*Brief*: All of the material below is to be restated word for word, apart from the pictures.

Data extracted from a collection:
**********
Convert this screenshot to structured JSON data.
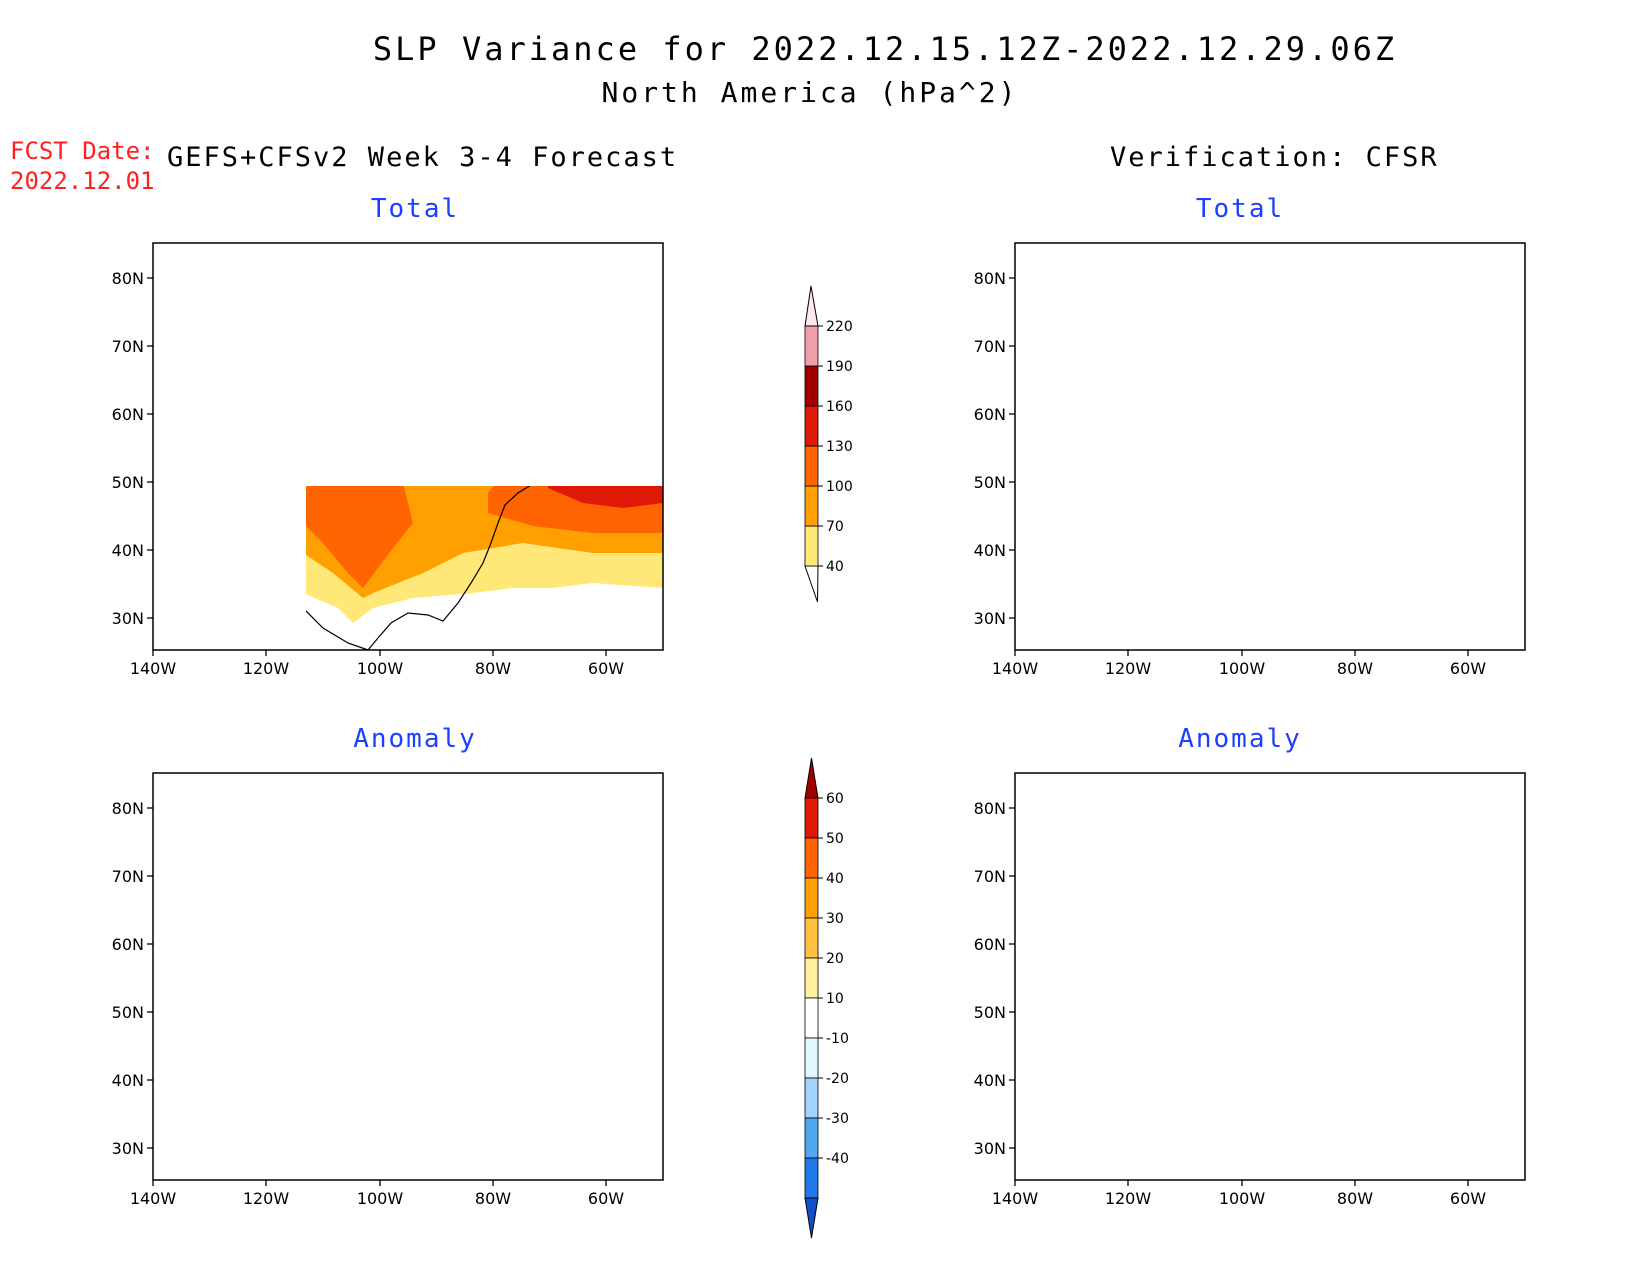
{
  "header": {
    "title": "SLP Variance for 2022.12.15.12Z-2022.12.29.06Z",
    "subtitle": "North America (hPa^2)",
    "fcst_label": "FCST Date:",
    "fcst_date": "2022.12.01",
    "left_column": "GEFS+CFSv2 Week 3-4 Forecast",
    "right_column": "Verification: CFSR"
  },
  "panels": {
    "forecast_total_title": "Total",
    "verification_total_title": "Total",
    "forecast_anomaly_title": "Anomaly",
    "verification_anomaly_title": "Anomaly"
  },
  "axes": {
    "lat_labels": [
      "80N",
      "70N",
      "60N",
      "50N",
      "40N",
      "30N"
    ],
    "lon_labels": [
      "140W",
      "120W",
      "100W",
      "80W",
      "60W"
    ]
  },
  "colorbars": {
    "total": {
      "levels": [
        "40",
        "70",
        "100",
        "130",
        "160",
        "190",
        "220"
      ],
      "colors": [
        "#ffe878",
        "#ffa000",
        "#ff6400",
        "#e01808",
        "#a00000",
        "#f0a0a8",
        "#ffe8ec"
      ]
    },
    "anomaly": {
      "levels": [
        "60",
        "50",
        "40",
        "30",
        "20",
        "10",
        "-10",
        "-20",
        "-30",
        "-40"
      ],
      "colors": [
        "#a00000",
        "#e01808",
        "#ff6400",
        "#ffa000",
        "#ffc040",
        "#ffef9a",
        "#ffffff",
        "#e0f8ff",
        "#a0d4ff",
        "#50a8f0",
        "#1e78e8",
        "#1450c8"
      ]
    }
  }
}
**********
*Answer for this exercise*:
Convert this screenshot to structured JSON data.
{
  "header": {
    "title": "SLP Variance for 2022.12.15.12Z-2022.12.29.06Z",
    "subtitle": "North America (hPa^2)",
    "fcst_label": "FCST Date:",
    "fcst_date": "2022.12.01",
    "left_column": "GEFS+CFSv2 Week 3-4 Forecast",
    "right_column": "Verification: CFSR"
  },
  "panels": {
    "forecast_total_title": "Total",
    "verification_total_title": "Total",
    "forecast_anomaly_title": "Anomaly",
    "verification_anomaly_title": "Anomaly"
  },
  "axes": {
    "lat_labels": [
      "80N",
      "70N",
      "60N",
      "50N",
      "40N",
      "30N"
    ],
    "lon_labels": [
      "140W",
      "120W",
      "100W",
      "80W",
      "60W"
    ]
  },
  "colorbars": {
    "total": {
      "levels": [
        "40",
        "70",
        "100",
        "130",
        "160",
        "190",
        "220"
      ],
      "colors": [
        "#ffe878",
        "#ffa000",
        "#ff6400",
        "#e01808",
        "#a00000",
        "#f0a0a8",
        "#ffe8ec"
      ]
    },
    "anomaly": {
      "levels": [
        "60",
        "50",
        "40",
        "30",
        "20",
        "10",
        "-10",
        "-20",
        "-30",
        "-40"
      ],
      "colors": [
        "#a00000",
        "#e01808",
        "#ff6400",
        "#ffa000",
        "#ffc040",
        "#ffef9a",
        "#ffffff",
        "#e0f8ff",
        "#a0d4ff",
        "#50a8f0",
        "#1e78e8",
        "#1450c8"
      ]
    }
  }
}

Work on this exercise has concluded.